PROVIDED ENTRIES
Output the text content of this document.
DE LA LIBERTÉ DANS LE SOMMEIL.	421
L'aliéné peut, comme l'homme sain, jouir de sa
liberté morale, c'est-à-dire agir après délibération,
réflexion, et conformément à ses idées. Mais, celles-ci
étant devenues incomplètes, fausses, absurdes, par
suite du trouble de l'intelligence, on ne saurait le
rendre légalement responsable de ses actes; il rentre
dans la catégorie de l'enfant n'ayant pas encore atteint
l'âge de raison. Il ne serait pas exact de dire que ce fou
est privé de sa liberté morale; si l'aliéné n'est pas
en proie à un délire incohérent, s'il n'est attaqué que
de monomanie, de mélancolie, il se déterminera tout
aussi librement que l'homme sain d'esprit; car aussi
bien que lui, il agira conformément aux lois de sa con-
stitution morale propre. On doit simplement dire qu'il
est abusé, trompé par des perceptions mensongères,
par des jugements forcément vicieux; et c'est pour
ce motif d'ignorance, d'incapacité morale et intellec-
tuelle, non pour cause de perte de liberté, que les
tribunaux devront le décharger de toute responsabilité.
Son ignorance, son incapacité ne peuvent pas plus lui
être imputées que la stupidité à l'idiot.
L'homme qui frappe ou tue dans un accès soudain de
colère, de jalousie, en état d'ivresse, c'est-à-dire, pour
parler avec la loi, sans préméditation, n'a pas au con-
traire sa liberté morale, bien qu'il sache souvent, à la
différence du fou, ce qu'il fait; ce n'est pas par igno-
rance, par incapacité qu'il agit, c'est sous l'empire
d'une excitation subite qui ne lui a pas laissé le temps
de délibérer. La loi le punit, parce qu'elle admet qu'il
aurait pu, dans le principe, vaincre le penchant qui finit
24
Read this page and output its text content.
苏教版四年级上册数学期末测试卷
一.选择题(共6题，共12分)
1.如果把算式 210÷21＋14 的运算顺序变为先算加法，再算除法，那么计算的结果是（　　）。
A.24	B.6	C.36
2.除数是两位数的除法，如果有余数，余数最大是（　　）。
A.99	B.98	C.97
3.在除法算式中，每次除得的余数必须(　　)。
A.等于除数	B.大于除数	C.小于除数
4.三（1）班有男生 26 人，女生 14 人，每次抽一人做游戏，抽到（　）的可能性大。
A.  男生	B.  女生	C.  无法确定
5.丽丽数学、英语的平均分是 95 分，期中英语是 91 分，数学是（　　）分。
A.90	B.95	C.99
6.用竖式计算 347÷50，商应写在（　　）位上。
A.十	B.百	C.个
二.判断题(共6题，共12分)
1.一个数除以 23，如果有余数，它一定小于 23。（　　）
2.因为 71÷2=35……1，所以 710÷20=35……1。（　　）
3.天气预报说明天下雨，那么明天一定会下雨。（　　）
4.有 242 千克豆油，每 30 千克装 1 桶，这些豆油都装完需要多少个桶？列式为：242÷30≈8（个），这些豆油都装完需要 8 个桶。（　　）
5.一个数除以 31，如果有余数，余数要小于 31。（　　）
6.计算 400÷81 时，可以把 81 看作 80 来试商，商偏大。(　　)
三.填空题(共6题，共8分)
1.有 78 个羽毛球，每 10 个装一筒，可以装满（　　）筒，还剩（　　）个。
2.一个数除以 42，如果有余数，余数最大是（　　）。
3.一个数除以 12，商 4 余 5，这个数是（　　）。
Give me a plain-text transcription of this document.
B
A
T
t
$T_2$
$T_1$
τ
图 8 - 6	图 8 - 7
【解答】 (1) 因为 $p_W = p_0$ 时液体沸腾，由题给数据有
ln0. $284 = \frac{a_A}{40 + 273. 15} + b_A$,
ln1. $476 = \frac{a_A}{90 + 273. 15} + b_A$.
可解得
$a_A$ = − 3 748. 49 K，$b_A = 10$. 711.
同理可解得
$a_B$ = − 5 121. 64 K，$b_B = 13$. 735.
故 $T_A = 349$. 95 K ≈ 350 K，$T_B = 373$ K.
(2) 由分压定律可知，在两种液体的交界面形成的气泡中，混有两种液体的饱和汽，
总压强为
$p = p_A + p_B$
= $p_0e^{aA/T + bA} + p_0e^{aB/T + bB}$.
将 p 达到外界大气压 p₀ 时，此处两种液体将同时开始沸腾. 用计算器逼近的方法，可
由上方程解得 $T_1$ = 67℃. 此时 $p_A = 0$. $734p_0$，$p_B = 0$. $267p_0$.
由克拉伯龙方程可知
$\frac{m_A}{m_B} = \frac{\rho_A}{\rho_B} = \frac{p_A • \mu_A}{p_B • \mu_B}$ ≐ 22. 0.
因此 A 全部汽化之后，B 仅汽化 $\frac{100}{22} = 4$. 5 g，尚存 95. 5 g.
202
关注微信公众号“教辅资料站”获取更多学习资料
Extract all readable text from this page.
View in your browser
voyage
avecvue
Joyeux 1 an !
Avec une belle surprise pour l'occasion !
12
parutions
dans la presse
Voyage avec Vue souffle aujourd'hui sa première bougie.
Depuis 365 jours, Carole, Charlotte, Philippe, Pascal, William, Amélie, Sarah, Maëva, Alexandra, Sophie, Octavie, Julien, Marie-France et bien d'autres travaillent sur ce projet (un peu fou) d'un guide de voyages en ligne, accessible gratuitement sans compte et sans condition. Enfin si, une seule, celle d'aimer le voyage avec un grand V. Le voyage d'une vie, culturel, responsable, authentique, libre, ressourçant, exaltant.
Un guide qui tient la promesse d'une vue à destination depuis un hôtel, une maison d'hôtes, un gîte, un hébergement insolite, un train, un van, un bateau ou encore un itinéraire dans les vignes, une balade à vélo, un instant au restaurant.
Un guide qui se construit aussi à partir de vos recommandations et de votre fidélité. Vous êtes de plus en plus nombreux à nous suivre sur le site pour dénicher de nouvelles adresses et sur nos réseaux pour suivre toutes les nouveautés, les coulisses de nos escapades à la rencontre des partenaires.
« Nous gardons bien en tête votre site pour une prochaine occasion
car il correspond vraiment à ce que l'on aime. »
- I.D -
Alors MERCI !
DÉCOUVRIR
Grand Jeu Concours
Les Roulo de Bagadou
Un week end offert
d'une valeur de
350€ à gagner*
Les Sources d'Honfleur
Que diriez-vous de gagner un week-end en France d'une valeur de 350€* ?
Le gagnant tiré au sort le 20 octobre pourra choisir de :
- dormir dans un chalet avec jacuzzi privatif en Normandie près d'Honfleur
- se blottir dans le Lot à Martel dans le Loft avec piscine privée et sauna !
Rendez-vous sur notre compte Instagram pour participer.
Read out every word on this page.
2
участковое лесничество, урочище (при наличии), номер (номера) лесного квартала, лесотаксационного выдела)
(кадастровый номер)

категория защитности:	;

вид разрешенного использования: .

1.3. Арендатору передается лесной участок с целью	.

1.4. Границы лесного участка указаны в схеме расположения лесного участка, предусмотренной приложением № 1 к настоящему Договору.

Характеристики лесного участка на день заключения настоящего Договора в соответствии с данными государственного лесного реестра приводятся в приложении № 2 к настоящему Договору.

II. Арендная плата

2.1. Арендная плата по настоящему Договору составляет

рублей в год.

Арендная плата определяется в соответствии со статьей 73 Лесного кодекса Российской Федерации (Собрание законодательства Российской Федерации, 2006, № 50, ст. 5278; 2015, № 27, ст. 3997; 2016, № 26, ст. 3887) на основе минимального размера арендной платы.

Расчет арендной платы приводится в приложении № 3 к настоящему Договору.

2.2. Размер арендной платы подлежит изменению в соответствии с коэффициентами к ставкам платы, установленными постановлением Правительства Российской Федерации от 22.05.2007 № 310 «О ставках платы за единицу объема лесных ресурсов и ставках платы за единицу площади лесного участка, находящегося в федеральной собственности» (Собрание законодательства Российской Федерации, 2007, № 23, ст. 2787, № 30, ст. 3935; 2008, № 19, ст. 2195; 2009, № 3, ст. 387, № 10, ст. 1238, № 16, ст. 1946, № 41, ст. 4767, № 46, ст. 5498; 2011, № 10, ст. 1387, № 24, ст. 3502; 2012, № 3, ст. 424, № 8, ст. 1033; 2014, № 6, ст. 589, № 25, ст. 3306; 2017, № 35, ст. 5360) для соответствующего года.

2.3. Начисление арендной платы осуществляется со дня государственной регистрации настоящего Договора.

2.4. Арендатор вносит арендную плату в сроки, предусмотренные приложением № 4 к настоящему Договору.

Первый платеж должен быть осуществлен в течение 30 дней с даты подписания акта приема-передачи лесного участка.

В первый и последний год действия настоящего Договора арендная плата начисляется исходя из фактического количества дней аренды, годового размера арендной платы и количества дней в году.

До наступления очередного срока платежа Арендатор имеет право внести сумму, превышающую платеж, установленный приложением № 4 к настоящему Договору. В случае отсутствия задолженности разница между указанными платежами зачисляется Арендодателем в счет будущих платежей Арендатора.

WHAT YOU WILL DO
Say how many lines contain the string "conformément", giving nothing but the count.

SOLUTION
2